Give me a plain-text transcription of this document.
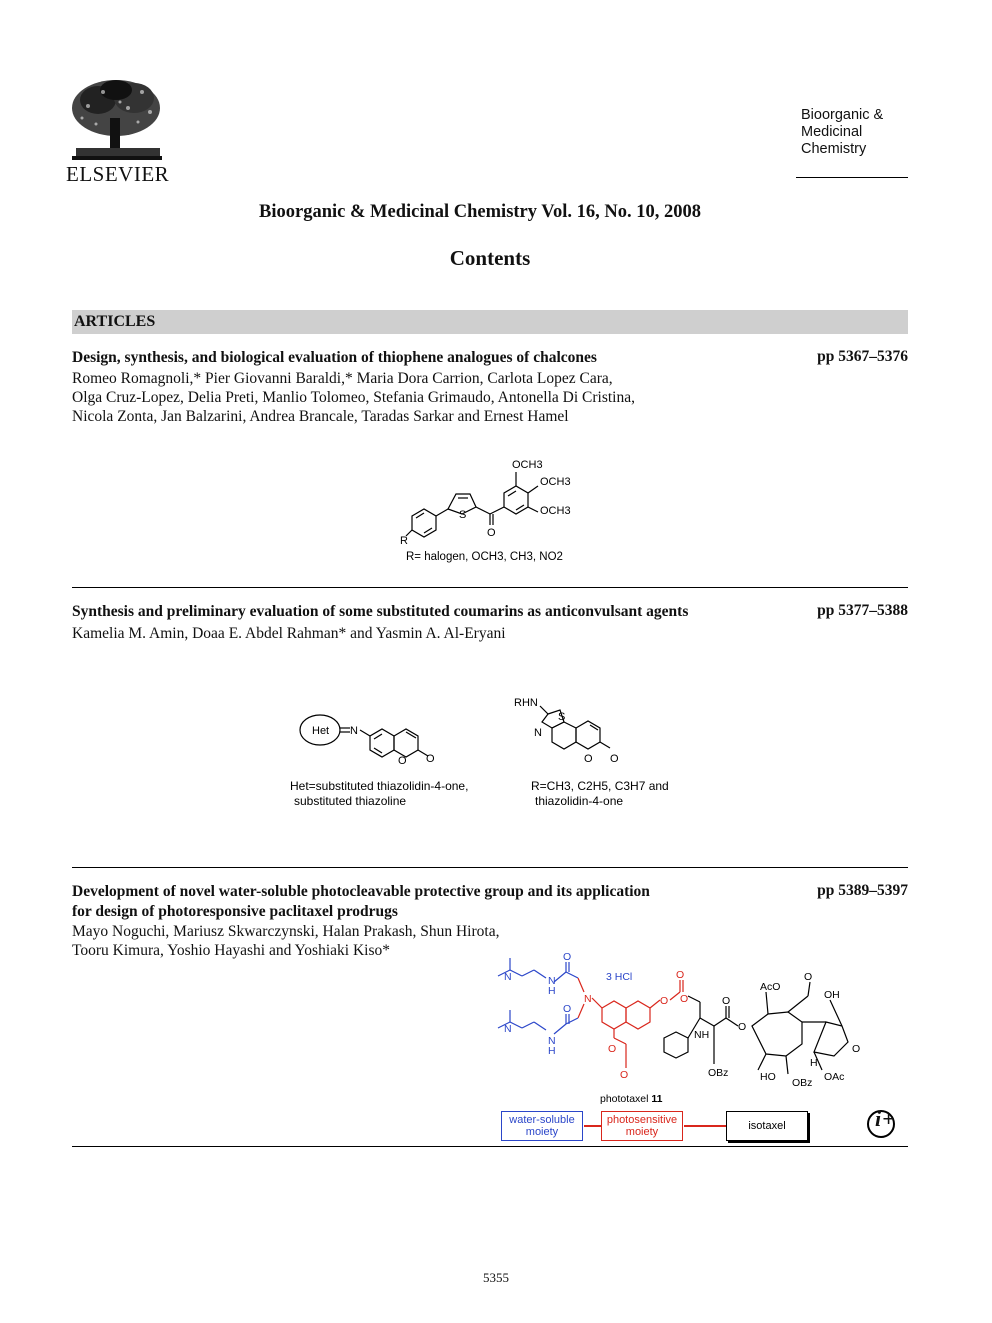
ELSEVIER
Bioorganic &
Medicinal
Chemistry
Bioorganic & Medicinal Chemistry Vol. 16, No. 10, 2008
Contents
ARTICLES
Design, synthesis, and biological evaluation of thiophene analogues of chalcones	pp 5367–5376
Romeo Romagnoli,* Pier Giovanni Baraldi,* Maria Dora Carrion, Carlota Lopez Cara,
Olga Cruz-Lopez, Delia Preti, Manlio Tolomeo, Stefania Grimaudo, Antonella Di Cristina,
Nicola Zonta, Jan Balzarini, Andrea Brancale, Taradas Sarkar and Ernest Hamel
OCH3
OCH3
OCH3
S
O
R
R= halogen, OCH3, CH3, NO2
Synthesis and preliminary evaluation of some substituted coumarins as anticonvulsant agents	pp 5377–5388
Kamelia M. Amin, Doaa E. Abdel Rahman* and Yasmin A. Al-Eryani
Het N
O O
RHN
S
N
O O
Het=substituted thiazolidin-4-one,
substituted thiazoline
R=CH3, C2H5, C3H7 and
thiazolidin-4-one
Development of novel water-soluble photocleavable protective group and its application
for design of photoresponsive paclitaxel prodrugs
pp 5389–5397
Mayo Noguchi, Mariusz Skwarczynski, Halan Prakash, Shun Hirota,
Tooru Kimura, Yoshio Hayashi and Yoshiaki Kiso*
N	N
O
H
3 HCl
N
N
N
O
H	O
O
O
O
O
NH
O
O
AcO
O
OH
OBz	HO
H
OBz OAc
O
phototaxel 11
water-soluble
moiety
photosensitive
moiety	isotaxel	i+
5355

> Given task: Reply with nothing but the number of lines in the data above that contain "Bioorganic".

> Exercise answer: 2